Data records

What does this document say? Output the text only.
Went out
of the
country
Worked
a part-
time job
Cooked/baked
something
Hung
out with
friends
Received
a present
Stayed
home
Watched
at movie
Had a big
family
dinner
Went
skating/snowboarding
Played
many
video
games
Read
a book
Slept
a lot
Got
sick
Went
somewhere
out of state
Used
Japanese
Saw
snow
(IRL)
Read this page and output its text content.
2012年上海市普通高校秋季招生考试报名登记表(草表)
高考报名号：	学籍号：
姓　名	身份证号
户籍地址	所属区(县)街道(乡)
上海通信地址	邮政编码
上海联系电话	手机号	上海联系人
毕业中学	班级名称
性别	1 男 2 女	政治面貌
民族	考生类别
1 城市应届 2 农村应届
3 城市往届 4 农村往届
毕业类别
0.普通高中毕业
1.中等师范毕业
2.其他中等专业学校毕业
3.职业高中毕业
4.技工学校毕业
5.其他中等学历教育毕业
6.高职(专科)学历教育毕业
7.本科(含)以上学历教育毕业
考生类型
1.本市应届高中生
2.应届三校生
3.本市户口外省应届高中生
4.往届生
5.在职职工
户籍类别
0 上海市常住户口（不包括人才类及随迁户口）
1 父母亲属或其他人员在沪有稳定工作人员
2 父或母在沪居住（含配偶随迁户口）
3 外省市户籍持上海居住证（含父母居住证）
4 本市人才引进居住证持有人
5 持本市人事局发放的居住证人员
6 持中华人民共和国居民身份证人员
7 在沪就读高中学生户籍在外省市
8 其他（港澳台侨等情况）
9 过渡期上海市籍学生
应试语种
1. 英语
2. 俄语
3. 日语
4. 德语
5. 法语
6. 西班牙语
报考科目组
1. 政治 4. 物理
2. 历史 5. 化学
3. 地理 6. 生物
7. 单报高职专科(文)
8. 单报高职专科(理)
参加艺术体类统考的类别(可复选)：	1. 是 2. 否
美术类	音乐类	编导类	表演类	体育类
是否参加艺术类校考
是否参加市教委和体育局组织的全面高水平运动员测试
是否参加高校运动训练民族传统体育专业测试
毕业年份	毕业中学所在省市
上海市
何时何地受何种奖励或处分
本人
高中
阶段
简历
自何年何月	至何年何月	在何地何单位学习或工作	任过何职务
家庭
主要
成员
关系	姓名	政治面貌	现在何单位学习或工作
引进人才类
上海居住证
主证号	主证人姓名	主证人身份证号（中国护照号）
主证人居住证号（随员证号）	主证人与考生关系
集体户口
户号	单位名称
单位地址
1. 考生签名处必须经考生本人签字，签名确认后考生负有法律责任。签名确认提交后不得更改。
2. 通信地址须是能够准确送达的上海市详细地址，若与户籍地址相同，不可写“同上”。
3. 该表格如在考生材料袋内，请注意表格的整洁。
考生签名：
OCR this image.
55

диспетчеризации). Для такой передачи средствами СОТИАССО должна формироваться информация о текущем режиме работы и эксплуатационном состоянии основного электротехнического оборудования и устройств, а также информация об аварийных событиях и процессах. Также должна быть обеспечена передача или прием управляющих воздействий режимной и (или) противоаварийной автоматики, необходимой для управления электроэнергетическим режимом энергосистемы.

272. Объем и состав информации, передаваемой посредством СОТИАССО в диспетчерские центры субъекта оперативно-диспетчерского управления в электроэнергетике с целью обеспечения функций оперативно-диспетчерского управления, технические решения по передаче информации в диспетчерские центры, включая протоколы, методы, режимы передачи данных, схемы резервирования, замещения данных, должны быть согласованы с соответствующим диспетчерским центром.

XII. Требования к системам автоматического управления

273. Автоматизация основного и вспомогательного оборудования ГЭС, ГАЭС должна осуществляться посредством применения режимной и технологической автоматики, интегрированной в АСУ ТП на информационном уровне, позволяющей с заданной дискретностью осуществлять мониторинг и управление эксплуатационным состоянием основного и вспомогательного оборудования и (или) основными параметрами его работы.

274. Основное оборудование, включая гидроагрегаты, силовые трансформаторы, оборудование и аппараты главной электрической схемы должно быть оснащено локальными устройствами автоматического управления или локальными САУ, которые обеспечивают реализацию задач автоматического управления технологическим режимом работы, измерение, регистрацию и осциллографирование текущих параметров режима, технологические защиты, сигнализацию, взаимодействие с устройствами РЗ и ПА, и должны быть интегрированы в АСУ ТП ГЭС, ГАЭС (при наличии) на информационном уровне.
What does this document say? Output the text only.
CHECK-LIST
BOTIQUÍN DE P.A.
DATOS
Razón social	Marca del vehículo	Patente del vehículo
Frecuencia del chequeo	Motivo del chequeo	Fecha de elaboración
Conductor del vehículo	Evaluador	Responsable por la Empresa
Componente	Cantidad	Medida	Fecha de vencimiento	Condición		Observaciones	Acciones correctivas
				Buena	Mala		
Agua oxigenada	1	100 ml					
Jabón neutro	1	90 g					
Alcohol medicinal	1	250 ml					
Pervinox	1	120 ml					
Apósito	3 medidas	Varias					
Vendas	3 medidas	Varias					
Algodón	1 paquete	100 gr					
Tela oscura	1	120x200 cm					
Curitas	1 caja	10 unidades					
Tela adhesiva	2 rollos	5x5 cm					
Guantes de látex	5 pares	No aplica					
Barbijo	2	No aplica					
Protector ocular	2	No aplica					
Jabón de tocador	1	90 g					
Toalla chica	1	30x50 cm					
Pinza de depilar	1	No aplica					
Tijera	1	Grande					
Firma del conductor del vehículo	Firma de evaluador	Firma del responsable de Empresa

▸ STATED TASK: Return every entry verbatim.

▸ COMPLETED TASK:
What does this document say? Output the text only.
Went out
of the
country
Worked
a part-
time job
Cooked/baked
something
Hung
out with
friends
Received
a present
Stayed
home
Watched
at movie
Had a big
family
dinner
Went
skating/snowboarding
Played
many
video
games
Read
a book
Slept
a lot
Got
sick
Went
somewhere
out of state
Used
Japanese
Saw
snow
(IRL)
Read this page and output its text content.
2012年上海市普通高校秋季招生考试报名登记表(草表)
高考报名号：	学籍号：
姓　名	身份证号
户籍地址	所属区(县)街道(乡)
上海通信地址	邮政编码
上海联系电话	手机号	上海联系人
毕业中学	班级名称
性别	1 男 2 女	政治面貌
民族	考生类别
1 城市应届 2 农村应届
3 城市往届 4 农村往届
毕业类别
0.普通高中毕业
1.中等师范毕业
2.其他中等专业学校毕业
3.职业高中毕业
4.技工学校毕业
5.其他中等学历教育毕业
6.高职(专科)学历教育毕业
7.本科(含)以上学历教育毕业
考生类型
1.本市应届高中生
2.应届三校生
3.本市户口外省应届高中生
4.往届生
5.在职职工
户籍类别
0 上海市常住户口（不包括人才类及随迁户口）
1 父母亲属或其他人员在沪有稳定工作人员
2 父或母在沪居住（含配偶随迁户口）
3 外省市户籍持上海居住证（含父母居住证）
4 本市人才引进居住证持有人
5 持本市人事局发放的居住证人员
6 持中华人民共和国居民身份证人员
7 在沪就读高中学生户籍在外省市
8 其他（港澳台侨等情况）
9 过渡期上海市籍学生
应试语种
1. 英语
2. 俄语
3. 日语
4. 德语
5. 法语
6. 西班牙语
报考科目组
1. 政治 4. 物理
2. 历史 5. 化学
3. 地理 6. 生物
7. 单报高职专科(文)
8. 单报高职专科(理)
参加艺术体类统考的类别(可复选)：	1. 是 2. 否
美术类	音乐类	编导类	表演类	体育类
是否参加艺术类校考
是否参加市教委和体育局组织的全面高水平运动员测试
是否参加高校运动训练民族传统体育专业测试
毕业年份	毕业中学所在省市
上海市
何时何地受何种奖励或处分
本人
高中
阶段
简历
自何年何月	至何年何月	在何地何单位学习或工作	任过何职务
家庭
主要
成员
关系	姓名	政治面貌	现在何单位学习或工作
引进人才类
上海居住证
主证号	主证人姓名	主证人身份证号（中国护照号）
主证人居住证号（随员证号）	主证人与考生关系
集体户口
户号	单位名称
单位地址
1. 考生签名处必须经考生本人签字，签名确认后考生负有法律责任。签名确认提交后不得更改。
2. 通信地址须是能够准确送达的上海市详细地址，若与户籍地址相同，不可写“同上”。
3. 该表格如在考生材料袋内，请注意表格的整洁。
考生签名：
OCR this image.
55

диспетчеризации). Для такой передачи средствами СОТИАССО должна формироваться информация о текущем режиме работы и эксплуатационном состоянии основного электротехнического оборудования и устройств, а также информация об аварийных событиях и процессах. Также должна быть обеспечена передача или прием управляющих воздействий режимной и (или) противоаварийной автоматики, необходимой для управления электроэнергетическим режимом энергосистемы.

272. Объем и состав информации, передаваемой посредством СОТИАССО в диспетчерские центры субъекта оперативно-диспетчерского управления в электроэнергетике с целью обеспечения функций оперативно-диспетчерского управления, технические решения по передаче информации в диспетчерские центры, включая протоколы, методы, режимы передачи данных, схемы резервирования, замещения данных, должны быть согласованы с соответствующим диспетчерским центром.

XII. Требования к системам автоматического управления

273. Автоматизация основного и вспомогательного оборудования ГЭС, ГАЭС должна осуществляться посредством применения режимной и технологической автоматики, интегрированной в АСУ ТП на информационном уровне, позволяющей с заданной дискретностью осуществлять мониторинг и управление эксплуатационным состоянием основного и вспомогательного оборудования и (или) основными параметрами его работы.

274. Основное оборудование, включая гидроагрегаты, силовые трансформаторы, оборудование и аппараты главной электрической схемы должно быть оснащено локальными устройствами автоматического управления или локальными САУ, которые обеспечивают реализацию задач автоматического управления технологическим режимом работы, измерение, регистрацию и осциллографирование текущих параметров режима, технологические защиты, сигнализацию, взаимодействие с устройствами РЗ и ПА, и должны быть интегрированы в АСУ ТП ГЭС, ГАЭС (при наличии) на информационном уровне.
What does this document say? Output the text only.
CHECK-LIST
BOTIQUÍN DE P.A.
DATOS
Razón social	Marca del vehículo	Patente del vehículo
Frecuencia del chequeo	Motivo del chequeo	Fecha de elaboración
Conductor del vehículo	Evaluador	Responsable por la Empresa
Componente	Cantidad	Medida	Fecha de vencimiento	Condición		Observaciones	Acciones correctivas
				Buena	Mala		
Agua oxigenada	1	100 ml					
Jabón neutro	1	90 g					
Alcohol medicinal	1	250 ml					
Pervinox	1	120 ml					
Apósito	3 medidas	Varias					
Vendas	3 medidas	Varias					
Algodón	1 paquete	100 gr					
Tela oscura	1	120x200 cm					
Curitas	1 caja	10 unidades					
Tela adhesiva	2 rollos	5x5 cm					
Guantes de látex	5 pares	No aplica					
Barbijo	2	No aplica					
Protector ocular	2	No aplica					
Jabón de tocador	1	90 g					
Toalla chica	1	30x50 cm					
Pinza de depilar	1	No aplica					
Tijera	1	Grande					
Firma del conductor del vehículo	Firma de evaluador	Firma del responsable de Empresa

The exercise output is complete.